__What is expected__: Skip every picture and transcribe the remaining material exactly.

^^^^^^^^^^^^^^^^

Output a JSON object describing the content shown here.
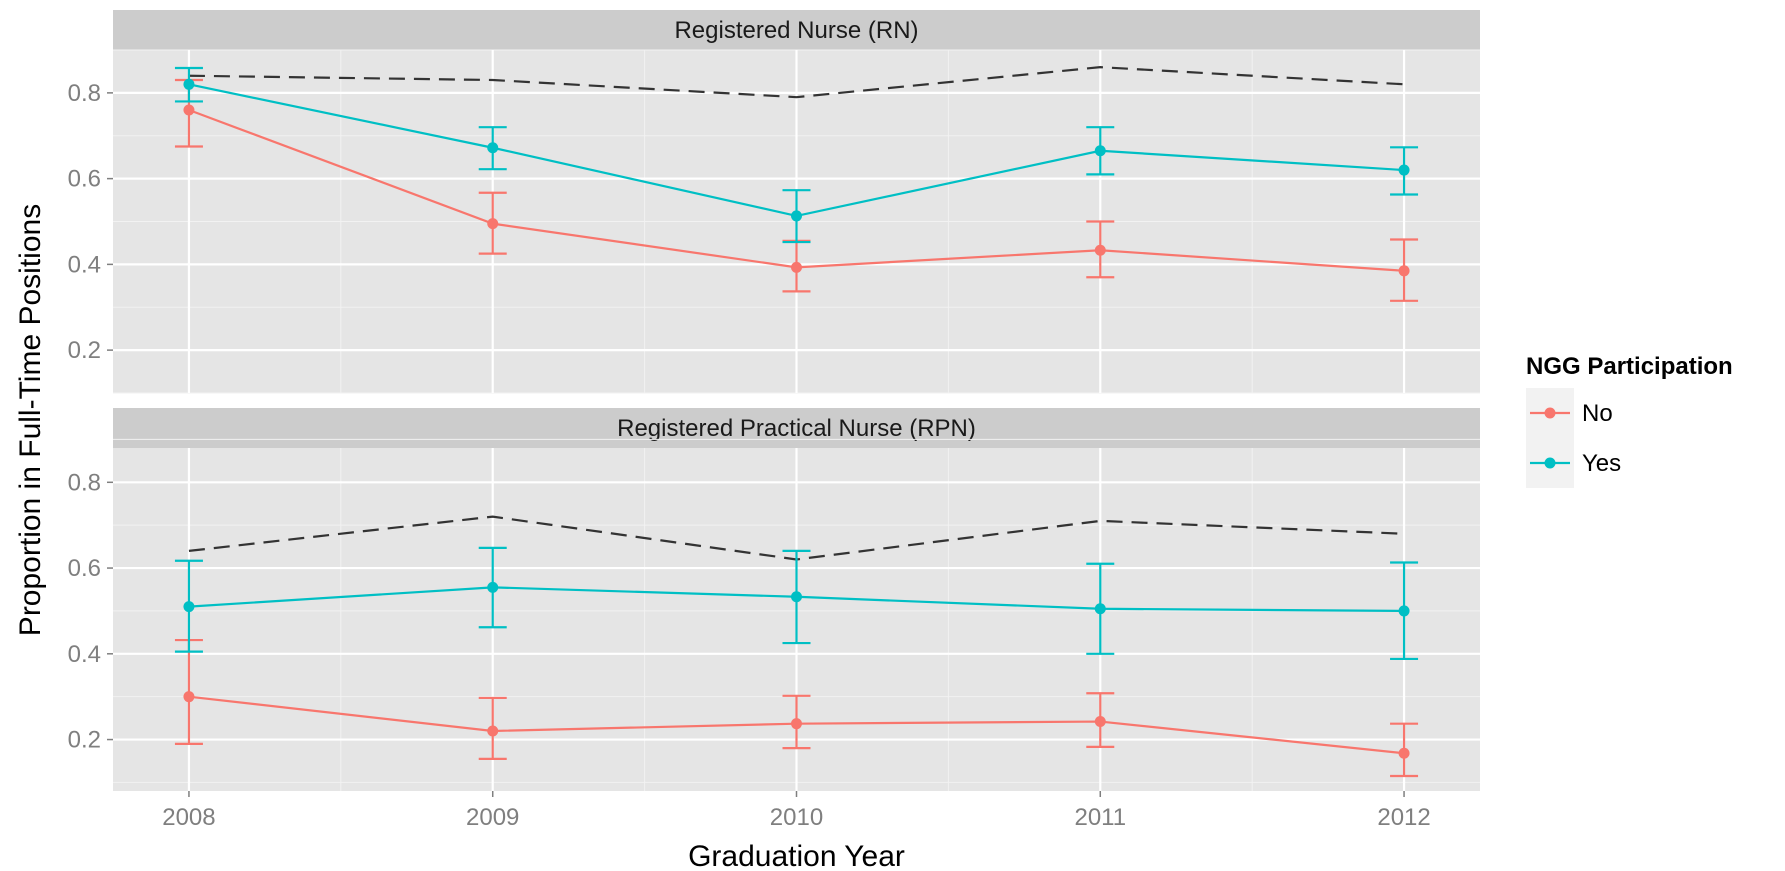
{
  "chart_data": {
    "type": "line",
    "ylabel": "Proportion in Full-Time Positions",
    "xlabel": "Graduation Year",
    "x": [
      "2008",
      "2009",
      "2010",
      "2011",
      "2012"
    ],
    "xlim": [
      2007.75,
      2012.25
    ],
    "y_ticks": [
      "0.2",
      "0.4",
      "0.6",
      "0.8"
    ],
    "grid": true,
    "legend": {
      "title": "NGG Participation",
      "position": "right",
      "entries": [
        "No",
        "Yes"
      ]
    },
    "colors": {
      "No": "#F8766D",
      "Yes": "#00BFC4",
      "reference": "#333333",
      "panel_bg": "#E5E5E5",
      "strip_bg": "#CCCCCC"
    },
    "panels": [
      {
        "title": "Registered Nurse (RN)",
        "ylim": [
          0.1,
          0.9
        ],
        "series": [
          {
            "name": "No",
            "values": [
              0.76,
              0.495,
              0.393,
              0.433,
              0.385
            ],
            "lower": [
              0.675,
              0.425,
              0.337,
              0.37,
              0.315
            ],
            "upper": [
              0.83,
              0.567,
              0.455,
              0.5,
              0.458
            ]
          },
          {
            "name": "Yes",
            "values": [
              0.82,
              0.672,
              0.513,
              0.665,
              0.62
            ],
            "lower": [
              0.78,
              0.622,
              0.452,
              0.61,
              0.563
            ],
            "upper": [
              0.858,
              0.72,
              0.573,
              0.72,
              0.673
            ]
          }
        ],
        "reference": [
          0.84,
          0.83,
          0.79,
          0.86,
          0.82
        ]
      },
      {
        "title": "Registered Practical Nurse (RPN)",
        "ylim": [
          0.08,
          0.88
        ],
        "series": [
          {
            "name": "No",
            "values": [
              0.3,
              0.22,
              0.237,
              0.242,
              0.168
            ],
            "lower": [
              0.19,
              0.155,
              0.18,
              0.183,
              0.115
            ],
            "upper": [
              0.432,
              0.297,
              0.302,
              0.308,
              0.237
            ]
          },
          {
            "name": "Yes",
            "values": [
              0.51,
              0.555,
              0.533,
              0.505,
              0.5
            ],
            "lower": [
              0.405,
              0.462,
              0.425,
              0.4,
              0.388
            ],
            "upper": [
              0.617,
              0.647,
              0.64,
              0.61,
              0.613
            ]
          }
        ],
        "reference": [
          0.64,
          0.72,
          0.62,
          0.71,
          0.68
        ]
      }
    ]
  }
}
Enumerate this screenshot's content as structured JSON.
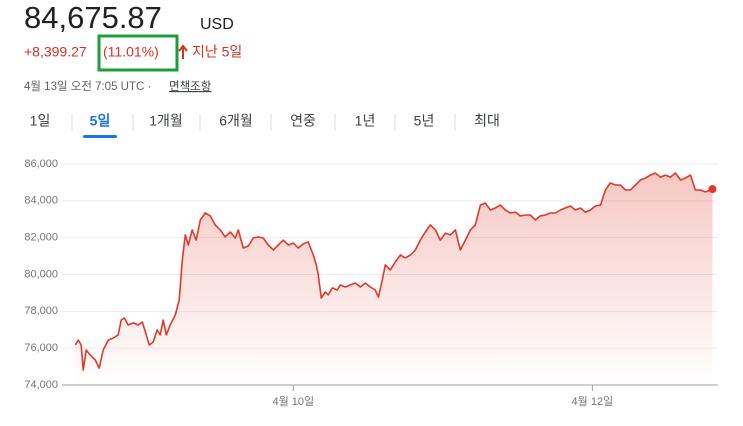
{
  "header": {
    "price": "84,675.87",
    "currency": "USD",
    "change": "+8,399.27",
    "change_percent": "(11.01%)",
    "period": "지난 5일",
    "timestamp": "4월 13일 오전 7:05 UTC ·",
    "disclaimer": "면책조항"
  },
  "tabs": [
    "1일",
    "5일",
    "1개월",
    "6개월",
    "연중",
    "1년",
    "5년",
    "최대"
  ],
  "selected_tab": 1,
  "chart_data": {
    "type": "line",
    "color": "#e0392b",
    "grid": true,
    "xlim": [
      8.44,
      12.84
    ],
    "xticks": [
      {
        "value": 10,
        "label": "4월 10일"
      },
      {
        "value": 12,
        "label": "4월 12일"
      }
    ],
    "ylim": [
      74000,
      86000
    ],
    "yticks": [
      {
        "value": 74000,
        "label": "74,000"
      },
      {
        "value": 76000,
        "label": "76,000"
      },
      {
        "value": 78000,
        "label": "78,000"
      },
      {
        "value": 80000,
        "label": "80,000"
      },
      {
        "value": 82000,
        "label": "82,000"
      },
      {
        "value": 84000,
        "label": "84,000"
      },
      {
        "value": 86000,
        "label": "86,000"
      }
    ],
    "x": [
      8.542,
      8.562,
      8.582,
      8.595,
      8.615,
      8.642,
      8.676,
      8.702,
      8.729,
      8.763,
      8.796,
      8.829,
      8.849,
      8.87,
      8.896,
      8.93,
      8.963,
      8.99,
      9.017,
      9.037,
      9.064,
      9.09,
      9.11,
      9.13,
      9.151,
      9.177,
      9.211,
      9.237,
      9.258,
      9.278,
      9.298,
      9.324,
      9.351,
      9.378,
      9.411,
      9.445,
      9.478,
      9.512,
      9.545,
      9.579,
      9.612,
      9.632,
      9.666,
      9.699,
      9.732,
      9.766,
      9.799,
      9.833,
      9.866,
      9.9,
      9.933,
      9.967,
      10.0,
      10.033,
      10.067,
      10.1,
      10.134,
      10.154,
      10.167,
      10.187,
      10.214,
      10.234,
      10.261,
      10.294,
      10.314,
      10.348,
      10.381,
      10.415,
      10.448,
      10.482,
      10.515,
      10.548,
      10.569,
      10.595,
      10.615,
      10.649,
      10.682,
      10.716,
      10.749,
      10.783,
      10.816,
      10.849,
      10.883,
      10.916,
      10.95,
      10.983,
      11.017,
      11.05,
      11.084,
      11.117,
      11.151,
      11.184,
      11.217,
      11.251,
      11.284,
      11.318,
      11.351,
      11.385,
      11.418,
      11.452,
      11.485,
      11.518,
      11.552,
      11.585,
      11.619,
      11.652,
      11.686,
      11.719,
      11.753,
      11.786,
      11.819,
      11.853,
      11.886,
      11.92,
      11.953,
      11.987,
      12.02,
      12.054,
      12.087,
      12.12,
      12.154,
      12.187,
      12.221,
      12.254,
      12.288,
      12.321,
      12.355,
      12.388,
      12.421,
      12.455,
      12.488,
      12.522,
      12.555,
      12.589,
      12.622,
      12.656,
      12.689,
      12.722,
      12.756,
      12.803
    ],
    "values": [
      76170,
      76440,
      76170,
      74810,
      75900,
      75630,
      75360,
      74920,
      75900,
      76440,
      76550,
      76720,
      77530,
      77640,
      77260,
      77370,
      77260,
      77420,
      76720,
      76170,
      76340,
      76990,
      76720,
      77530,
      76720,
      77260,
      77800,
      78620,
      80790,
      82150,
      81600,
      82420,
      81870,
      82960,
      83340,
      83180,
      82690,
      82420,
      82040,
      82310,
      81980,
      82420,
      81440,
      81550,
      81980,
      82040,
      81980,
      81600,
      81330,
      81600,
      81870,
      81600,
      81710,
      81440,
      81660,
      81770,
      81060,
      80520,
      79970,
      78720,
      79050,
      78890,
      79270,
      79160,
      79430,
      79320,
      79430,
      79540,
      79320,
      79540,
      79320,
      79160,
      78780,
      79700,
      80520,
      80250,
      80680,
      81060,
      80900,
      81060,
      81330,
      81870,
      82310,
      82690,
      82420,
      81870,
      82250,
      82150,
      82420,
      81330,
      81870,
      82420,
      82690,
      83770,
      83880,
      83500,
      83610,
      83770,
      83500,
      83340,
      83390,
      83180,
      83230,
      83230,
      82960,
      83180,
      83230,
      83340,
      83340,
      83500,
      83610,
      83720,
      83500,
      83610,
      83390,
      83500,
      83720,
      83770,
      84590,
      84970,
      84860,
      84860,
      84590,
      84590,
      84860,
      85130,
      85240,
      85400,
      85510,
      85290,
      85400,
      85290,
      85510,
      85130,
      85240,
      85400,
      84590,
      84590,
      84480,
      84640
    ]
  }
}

^^^^^^^^^^^^^^^^

__Exercise solution__:
Output a JSON object describing the content shown here.
{
  "chart_data": {
    "type": "line",
    "ylabel": "Proportion in Full-Time Positions",
    "xlabel": "Graduation Year",
    "x": [
      "2008",
      "2009",
      "2010",
      "2011",
      "2012"
    ],
    "xlim": [
      2007.75,
      2012.25
    ],
    "y_ticks": [
      "0.2",
      "0.4",
      "0.6",
      "0.8"
    ],
    "grid": true,
    "legend": {
      "title": "NGG Participation",
      "position": "right",
      "entries": [
        "No",
        "Yes"
      ]
    },
    "colors": {
      "No": "#F8766D",
      "Yes": "#00BFC4",
      "reference": "#333333",
      "panel_bg": "#E5E5E5",
      "strip_bg": "#CCCCCC"
    },
    "panels": [
      {
        "title": "Registered Nurse (RN)",
        "ylim": [
          0.1,
          0.9
        ],
        "series": [
          {
            "name": "No",
            "values": [
              0.76,
              0.495,
              0.393,
              0.433,
              0.385
            ],
            "lower": [
              0.675,
              0.425,
              0.337,
              0.37,
              0.315
            ],
            "upper": [
              0.83,
              0.567,
              0.455,
              0.5,
              0.458
            ]
          },
          {
            "name": "Yes",
            "values": [
              0.82,
              0.672,
              0.513,
              0.665,
              0.62
            ],
            "lower": [
              0.78,
              0.622,
              0.452,
              0.61,
              0.563
            ],
            "upper": [
              0.858,
              0.72,
              0.573,
              0.72,
              0.673
            ]
          }
        ],
        "reference": [
          0.84,
          0.83,
          0.79,
          0.86,
          0.82
        ]
      },
      {
        "title": "Registered Practical Nurse (RPN)",
        "ylim": [
          0.08,
          0.88
        ],
        "series": [
          {
            "name": "No",
            "values": [
              0.3,
              0.22,
              0.237,
              0.242,
              0.168
            ],
            "lower": [
              0.19,
              0.155,
              0.18,
              0.183,
              0.115
            ],
            "upper": [
              0.432,
              0.297,
              0.302,
              0.308,
              0.237
            ]
          },
          {
            "name": "Yes",
            "values": [
              0.51,
              0.555,
              0.533,
              0.505,
              0.5
            ],
            "lower": [
              0.405,
              0.462,
              0.425,
              0.4,
              0.388
            ],
            "upper": [
              0.617,
              0.647,
              0.64,
              0.61,
              0.613
            ]
          }
        ],
        "reference": [
          0.64,
          0.72,
          0.62,
          0.71,
          0.68
        ]
      }
    ]
  }
}
Enumerate this screenshot's content as structured JSON.
{
  "header": {
    "price": "84,675.87",
    "currency": "USD",
    "change": "+8,399.27",
    "change_percent": "(11.01%)",
    "period": "지난 5일",
    "timestamp": "4월 13일 오전 7:05 UTC ·",
    "disclaimer": "면책조항"
  },
  "tabs": [
    "1일",
    "5일",
    "1개월",
    "6개월",
    "연중",
    "1년",
    "5년",
    "최대"
  ],
  "selected_tab": 1,
  "chart_data": {
    "type": "line",
    "color": "#e0392b",
    "grid": true,
    "xlim": [
      8.44,
      12.84
    ],
    "xticks": [
      {
        "value": 10,
        "label": "4월 10일"
      },
      {
        "value": 12,
        "label": "4월 12일"
      }
    ],
    "ylim": [
      74000,
      86000
    ],
    "yticks": [
      {
        "value": 74000,
        "label": "74,000"
      },
      {
        "value": 76000,
        "label": "76,000"
      },
      {
        "value": 78000,
        "label": "78,000"
      },
      {
        "value": 80000,
        "label": "80,000"
      },
      {
        "value": 82000,
        "label": "82,000"
      },
      {
        "value": 84000,
        "label": "84,000"
      },
      {
        "value": 86000,
        "label": "86,000"
      }
    ],
    "x": [
      8.542,
      8.562,
      8.582,
      8.595,
      8.615,
      8.642,
      8.676,
      8.702,
      8.729,
      8.763,
      8.796,
      8.829,
      8.849,
      8.87,
      8.896,
      8.93,
      8.963,
      8.99,
      9.017,
      9.037,
      9.064,
      9.09,
      9.11,
      9.13,
      9.151,
      9.177,
      9.211,
      9.237,
      9.258,
      9.278,
      9.298,
      9.324,
      9.351,
      9.378,
      9.411,
      9.445,
      9.478,
      9.512,
      9.545,
      9.579,
      9.612,
      9.632,
      9.666,
      9.699,
      9.732,
      9.766,
      9.799,
      9.833,
      9.866,
      9.9,
      9.933,
      9.967,
      10.0,
      10.033,
      10.067,
      10.1,
      10.134,
      10.154,
      10.167,
      10.187,
      10.214,
      10.234,
      10.261,
      10.294,
      10.314,
      10.348,
      10.381,
      10.415,
      10.448,
      10.482,
      10.515,
      10.548,
      10.569,
      10.595,
      10.615,
      10.649,
      10.682,
      10.716,
      10.749,
      10.783,
      10.816,
      10.849,
      10.883,
      10.916,
      10.95,
      10.983,
      11.017,
      11.05,
      11.084,
      11.117,
      11.151,
      11.184,
      11.217,
      11.251,
      11.284,
      11.318,
      11.351,
      11.385,
      11.418,
      11.452,
      11.485,
      11.518,
      11.552,
      11.585,
      11.619,
      11.652,
      11.686,
      11.719,
      11.753,
      11.786,
      11.819,
      11.853,
      11.886,
      11.92,
      11.953,
      11.987,
      12.02,
      12.054,
      12.087,
      12.12,
      12.154,
      12.187,
      12.221,
      12.254,
      12.288,
      12.321,
      12.355,
      12.388,
      12.421,
      12.455,
      12.488,
      12.522,
      12.555,
      12.589,
      12.622,
      12.656,
      12.689,
      12.722,
      12.756,
      12.803
    ],
    "values": [
      76170,
      76440,
      76170,
      74810,
      75900,
      75630,
      75360,
      74920,
      75900,
      76440,
      76550,
      76720,
      77530,
      77640,
      77260,
      77370,
      77260,
      77420,
      76720,
      76170,
      76340,
      76990,
      76720,
      77530,
      76720,
      77260,
      77800,
      78620,
      80790,
      82150,
      81600,
      82420,
      81870,
      82960,
      83340,
      83180,
      82690,
      82420,
      82040,
      82310,
      81980,
      82420,
      81440,
      81550,
      81980,
      82040,
      81980,
      81600,
      81330,
      81600,
      81870,
      81600,
      81710,
      81440,
      81660,
      81770,
      81060,
      80520,
      79970,
      78720,
      79050,
      78890,
      79270,
      79160,
      79430,
      79320,
      79430,
      79540,
      79320,
      79540,
      79320,
      79160,
      78780,
      79700,
      80520,
      80250,
      80680,
      81060,
      80900,
      81060,
      81330,
      81870,
      82310,
      82690,
      82420,
      81870,
      82250,
      82150,
      82420,
      81330,
      81870,
      82420,
      82690,
      83770,
      83880,
      83500,
      83610,
      83770,
      83500,
      83340,
      83390,
      83180,
      83230,
      83230,
      82960,
      83180,
      83230,
      83340,
      83340,
      83500,
      83610,
      83720,
      83500,
      83610,
      83390,
      83500,
      83720,
      83770,
      84590,
      84970,
      84860,
      84860,
      84590,
      84590,
      84860,
      85130,
      85240,
      85400,
      85510,
      85290,
      85400,
      85290,
      85510,
      85130,
      85240,
      85400,
      84590,
      84590,
      84480,
      84640
    ]
  }
}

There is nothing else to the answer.